** Start Information shown **

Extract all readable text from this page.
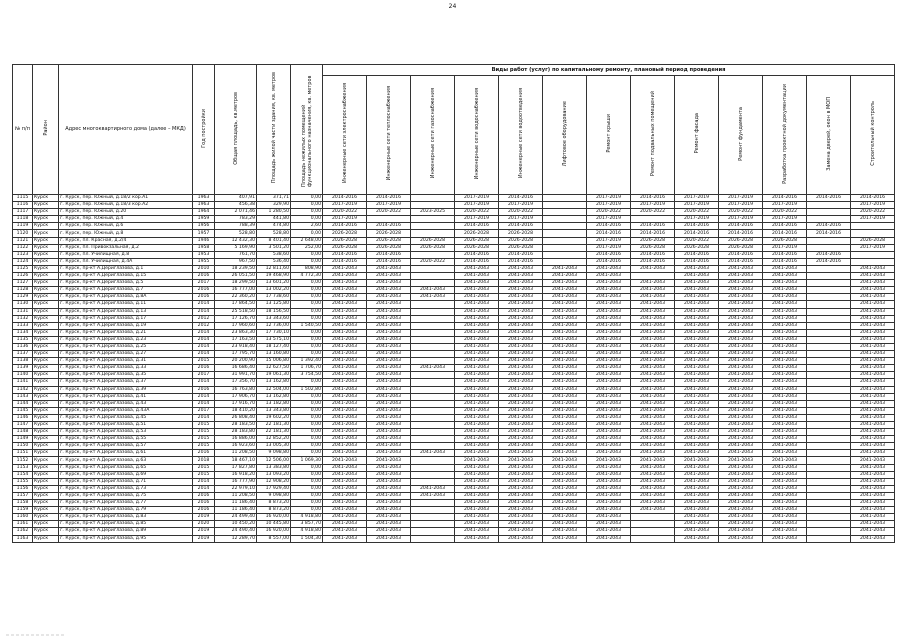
24
№ п/п	Район	Адрес многоквартирного дома (далее – МКД)	Год постройки	Общая площадь, кв.метров	Площадь жилой части здания, кв. метров	Площадь нежилых помещений функционального назначения, кв. метров	Виды работ (услуг) по капитальному ремонту, плановый период проведения												
							Инженерные сети электроснабжения	Инженерные сети теплоснабжения	Инженерные сети газоснабжения	Инженерные сети водоснабжения	Инженерные сети водоотведения	Лифтовое оборудование	Ремонт крыши	Ремонт подвальных помещений	Ремонт фасада	Ремонт фундамента	Разработка проектной документации	Замена дверей, окон в МОП	Строительный контроль
1115	Курск	г. Курск, пер. Южный, д.18/2 кор.А1	1963	407,91	371,71	0,00	2014-2016	2014-2016		2017-2019	2014-2016		2017-2019	2014-2016	2017-2019	2017-2019	2014-2016	2014-2016	2014-2016
1116	Курск	г. Курск, пер. Южный, д.18/3 кор.А2	1963	456,38	329,90	0,00	2017-2019	2017-2019		2017-2019	2017-2019		2017-2019	2017-2019	2017-2019	2017-2019	2017-2019		2017-2019
1117	Курск	г. Курск, пер. Южный, д.20	1964	2 071,46	1 280,50	0,00	2020-2022	2020-2022	2023-2025	2020-2022	2020-2022		2020-2022	2020-2022	2020-2022	2020-2022	2020-2022		2020-2022
1118	Курск	г. Курск, пер. Южный, д.4	1959	783,29	441,80	0,00	2017-2019			2017-2019	2017-2019		2017-2019		2017-2019	2017-2019	2017-2019		2017-2019
1119	Курск	г. Курск, пер. Южный, д.6	1956	788,39	474,80	2,60	2014-2016	2014-2016		2014-2016	2014-2016		2014-2016	2014-2016	2014-2016	2014-2016	2014-2016	2014-2016	
1120	Курск	г. Курск, пер. Южный, д.8	1957	528,80	528,80	0,00	2026-2028	2026-2028		2026-2028	2026-2028		2014-2016	2014-2016	2014-2016	2014-2016	2014-2016	2014-2016	
1121	Курск	г. Курск, пл. Красная, д.2/4	1946	12 432,30	8 401,40	2 648,00	2026-2028	2026-2028	2026-2028	2026-2028	2026-2028		2017-2019	2026-2028	2020-2022	2026-2028	2026-2028		2026-2028
1122	Курск	г. Курск, пл. Привокзальная, д.2	1958	5 169,90	3 501,20	252,00	2026-2028	2026-2028	2026-2028	2026-2028	2026-2028		2017-2019	2026-2028	2026-2028	2026-2028	2017-2019		2017-2019
1123	Курск	г. Курск, пл. Училищная, д.8	1953	761,70	538,60	0,00	2014-2016	2014-2016		2014-2016	2014-2016		2014-2016	2014-2016	2014-2016	2014-2016	2014-2016	2014-2016	
1124	Курск	г. Курск, пл. Училищная, д.4А	1955	967,50	536,40	0,00	2014-2016	2014-2016	2020-2022	2014-2016	2014-2016		2014-2016	2014-2016	2014-2016	2014-2016	2014-2016	2014-2016	
1125	Курск	г. Курск, пр-кт А.Дериглазова, д.1	2010	18 239,50	12 811,60	808,90	2041-2043	2041-2043		2041-2043	2041-2043	2041-2043	2041-2043	2041-2043	2041-2043	2041-2043	2041-2043		2041-2043
1126	Курск	г. Курск, пр-кт А.Дериглазова, д.15	2016	26 051,50	19 468,90	4 772,30	2041-2043	2041-2043		2041-2043	2041-2043	2041-2043	2041-2043		2041-2043	2041-2043	2041-2043		2041-2043
1127	Курск	г. Курск, пр-кт А.Дериглазова, д.5	2017	18 299,50	13 601,20	0,00	2041-2043	2041-2043		2041-2043	2041-2043	2041-2043	2041-2043	2041-2043	2041-2043	2041-2043	2041-2043		2041-2043
1128	Курск	г. Курск, пр-кт А.Дериглазова, д.7	2016	16 777,00	13 002,20	0,00	2041-2043	2041-2043	2041-2043	2041-2043	2041-2043	2041-2043	2041-2043	2041-2043	2041-2043	2041-2043	2041-2043		2041-2043
1129	Курск	г. Курск, пр-кт А.Дериглазова, д.8А	2016	22 360,20	17 738,60	0,00	2041-2043	2041-2043	2041-2043	2041-2043	2041-2043	2041-2043	2041-2043	2041-2043	2041-2043	2041-2043	2041-2043		2041-2043
1130	Курск	г. Курск, пр-кт А.Дериглазова, д.11	2014	17 864,50	13 125,80	0,00	2041-2043	2041-2043		2041-2043	2041-2043	2041-2043	2041-2043	2041-2043	2041-2043	2041-2043	2041-2043		2041-2043
1131	Курск	г. Курск, пр-кт А.Дериглазова, д.13	2014	25 518,50	18 156,50	0,00	2041-2043	2041-2043		2041-2043	2041-2043	2041-2043	2041-2043	2041-2043	2041-2043	2041-2043	2041-2043		2041-2043
1132	Курск	г. Курск, пр-кт А.Дериглазова, д.17	2012	17 126,70	13 343,60	0,00	2041-2043	2041-2043		2041-2043	2041-2043	2041-2043	2041-2043	2041-2043	2041-2043	2041-2043	2041-2043		2041-2043
1133	Курск	г. Курск, пр-кт А.Дериглазова, д.19	2012	17 960,60	12 736,00	1 540,50	2041-2043	2041-2043		2041-2043	2041-2043	2041-2043	2041-2043	2041-2043	2041-2043	2041-2043	2041-2043		2041-2043
1134	Курск	г. Курск, пр-кт А.Дериглазова, д.21	2014	23 863,30	17 730,10	0,00	2041-2043	2041-2043		2041-2043	2041-2043	2041-2043	2041-2043	2041-2043	2041-2043	2041-2043	2041-2043		2041-2043
1135	Курск	г. Курск, пр-кт А.Дериглазова, д.23	2014	17 163,50	13 575,10	0,00	2041-2043	2041-2043		2041-2043	2041-2043	2041-2043	2041-2043	2041-2043	2041-2043	2041-2043	2041-2043		2041-2043
1136	Курск	г. Курск, пр-кт А.Дериглазова, д.25	2014	23 918,40	18 127,40	0,00	2041-2043	2041-2043		2041-2043	2041-2043	2041-2043	2041-2043	2041-2043	2041-2043	2041-2043	2041-2043		2041-2043
1137	Курск	г. Курск, пр-кт А.Дериглазова, д.27	2014	17 795,70	13 160,80	0,00	2041-2043	2041-2043		2041-2043	2041-2043	2041-2043	2041-2043	2041-2043	2041-2043	2041-2043	2041-2043		2041-2043
1138	Курск	г. Курск, пр-кт А.Дериглазова, д.31	2015	20 200,90	15 006,80	1 392,40	2041-2043	2041-2043		2041-2043	2041-2043	2041-2043	2041-2043	2041-2043	2041-2043	2041-2043	2041-2043		2041-2043
1139	Курск	г. Курск, пр-кт А.Дериглазова, д.33	2016	16 686,40	12 627,50	1 706,70	2041-2043	2041-2043	2041-2043	2041-2043	2041-2043	2041-2043	2041-2043	2041-2043	2041-2043	2041-2043	2041-2043		2041-2043
1140	Курск	г. Курск, пр-кт А.Дериглазова, д.35	2017	31 991,70	19 061,30	3 754,50	2041-2043	2041-2043		2041-2043	2041-2043	2041-2043	2041-2043	2041-2043	2041-2043	2041-2043	2041-2043		2041-2043
1141	Курск	г. Курск, пр-кт А.Дериглазова, д.37	2014	17 356,70	13 162,80	0,00	2041-2043	2041-2043		2041-2043	2041-2043	2041-2043	2041-2043	2041-2043	2041-2043	2041-2043	2041-2043		2041-2043
1142	Курск	г. Курск, пр-кт А.Дериглазова, д.39	2016	16 763,80	12 504,00	1 502,80	2041-2043	2041-2043		2041-2043	2041-2043	2041-2043	2041-2043	2041-2043	2041-2043	2041-2043	2041-2043		2041-2043
1143	Курск	г. Курск, пр-кт А.Дериглазова, д.41	2014	17 906,70	13 162,80	0,00	2041-2043	2041-2043		2041-2043	2041-2043	2041-2043	2041-2043	2041-2043	2041-2043	2041-2043	2041-2043		2041-2043
1144	Курск	г. Курск, пр-кт А.Дериглазова, д.43	2014	17 916,70	13 182,80	0,00	2041-2043	2041-2043		2041-2043	2041-2043	2041-2043	2041-2043	2041-2043	2041-2043	2041-2043	2041-2043		2041-2043
1145	Курск	г. Курск, пр-кт А.Дериглазова, д.43А	2017	18 410,20	13 343,80	0,00	2041-2043	2041-2043		2041-2043	2041-2043	2041-2043	2041-2043	2041-2043	2041-2043	2041-2043	2041-2043		2041-2043
1146	Курск	г. Курск, пр-кт А.Дериглазова, д.45	2014	26 808,40	19 602,20	0,00	2041-2043	2041-2043		2041-2043	2041-2043	2041-2043	2041-2043	2041-2043	2041-2043	2041-2043	2041-2043		2041-2043
1147	Курск	г. Курск, пр-кт А.Дериглазова, д.51	2015	28 183,50	22 181,30	0,00	2041-2043	2041-2043		2041-2043	2041-2043	2041-2043	2041-2043	2041-2043	2041-2043	2041-2043	2041-2043		2041-2043
1148	Курск	г. Курск, пр-кт А.Дериглазова, д.53	2015	28 183,80	22 181,30	0,00	2041-2043	2041-2043		2041-2043	2041-2043	2041-2043	2041-2043	2041-2043	2041-2043	2041-2043	2041-2043		2041-2043
1149	Курск	г. Курск, пр-кт А.Дериглазова, д.55	2015	16 886,00	12 852,20	0,00	2041-2043	2041-2043		2041-2043	2041-2043	2041-2043	2041-2043	2041-2043	2041-2043	2041-2043	2041-2043		2041-2043
1150	Курск	г. Курск, пр-кт А.Дериглазова, д.57	2015	16 923,60	13 005,30	0,00	2041-2043	2041-2043		2041-2043	2041-2043	2041-2043	2041-2043	2041-2043	2041-2043	2041-2043	2041-2043		2041-2043
1151	Курск	г. Курск, пр-кт А.Дериглазова, д.61	2016	11 208,50	9 098,80	0,00	2041-2043	2041-2043	2041-2043	2041-2043	2041-2043	2041-2043	2041-2043	2041-2043	2041-2043	2041-2043	2041-2043		2041-2043
1152	Курск	г. Курск, пр-кт А.Дериглазова, д.63	2018	18 467,10	12 506,00	1 069,30	2041-2043	2041-2043		2041-2043	2041-2043	2041-2043	2041-2043	2041-2043	2041-2043	2041-2043	2041-2043		2041-2043
1153	Курск	г. Курск, пр-кт А.Дериглазова, д.65	2015	17 827,80	13 383,80	0,00	2041-2043	2041-2043		2041-2043	2041-2043	2041-2043	2041-2043	2041-2043	2041-2043	2041-2043	2041-2043		2041-2043
1154	Курск	г. Курск, пр-кт А.Дериглазова, д.69	2015	16 918,20	13 093,20	0,00	2041-2043	2041-2043		2041-2043	2041-2043	2041-2043	2041-2043	2041-2043	2041-2043	2041-2043	2041-2043		2041-2043
1155	Курск	г. Курск, пр-кт А.Дериглазова, д.71	2014	16 777,90	12 908,20	0,00	2041-2043	2041-2043		2041-2043	2041-2043	2041-2043	2041-2043	2041-2043	2041-2043	2041-2043	2041-2043		2041-2043
1156	Курск	г. Курск, пр-кт А.Дериглазова, д.73	2014	22 979,10	17 929,40	0,00	2041-2043	2041-2043	2041-2043	2041-2043	2041-2043	2041-2043	2041-2043	2041-2043	2041-2043	2041-2043	2041-2043		2041-2043
1157	Курск	г. Курск, пр-кт А.Дериглазова, д.75	2016	11 208,50	9 098,80	0,00	2041-2043	2041-2043	2041-2043	2041-2043	2041-2043	2041-2043	2041-2043	2041-2043	2041-2043	2041-2043	2041-2043		2041-2043
1158	Курск	г. Курск, пр-кт А.Дериглазова, д.77	2016	11 186,40	8 873,20	0,00	2041-2043	2041-2043		2041-2043	2041-2043	2041-2043	2041-2043	2041-2043	2041-2043	2041-2043	2041-2043		2041-2043
1159	Курск	г. Курск, пр-кт А.Дериглазова, д.79	2016	11 186,40	8 873,20	0,00	2041-2043	2041-2043		2041-2043	2041-2043	2041-2043	2041-2043	2041-2043	2041-2043	2041-2043	2041-2043		2041-2043
1160	Курск	г. Курск, пр-кт А.Дериглазова, д.83	2019	24 499,40	16 920,00	4 918,80	2041-2043	2041-2043		2041-2043	2041-2043	2041-2043	2041-2043		2041-2043	2041-2043	2041-2043		2041-2043
1161	Курск	г. Курск, пр-кт А.Дериглазова, д.85	2020	10 450,20	10 445,80	3 857,70	2041-2043	2041-2043		2041-2043	2041-2043	2041-2043	2041-2043		2041-2043	2041-2043	2041-2043		2041-2043
1162	Курск	г. Курск, пр-кт А.Дериглазова, д.89	2019	24 490,40	16 920,00	4 918,80	2041-2043	2041-2043		2041-2043	2041-2043	2041-2043	2041-2043		2041-2043	2041-2043	2041-2043		2041-2043
1163	Курск	г. Курск, пр-кт А.Дериглазова, д.95	2019	12 289,70	8 557,00	1 504,30	2041-2043	2041-2043		2041-2043	2041-2043	2041-2043	2041-2043		2041-2043	2041-2043	2041-2043		2041-2043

** End Information shown **

What is needed
Return all lines of the material above in which the word "помещений" occurs.

Result of the task
№ п/п	Район	Адрес многоквартирного дома (далее – МКД)	Год постройки	Общая площадь, кв.метров	Площадь жилой части здания, кв. метров	Площадь нежилых помещений функционального назначения, кв. метров	Виды работ (услуг) по капитальному ремонту, плановый период проведения												
							Инженерные сети электроснабжения	Инженерные сети теплоснабжения	Инженерные сети газоснабжения	Инженерные сети водоснабжения	Инженерные сети водоотведения	Лифтовое оборудование	Ремонт крыши	Ремонт подвальных помещений	Ремонт фасада	Ремонт фундамента	Разработка проектной документации	Замена дверей, окон в МОП	Строительный контроль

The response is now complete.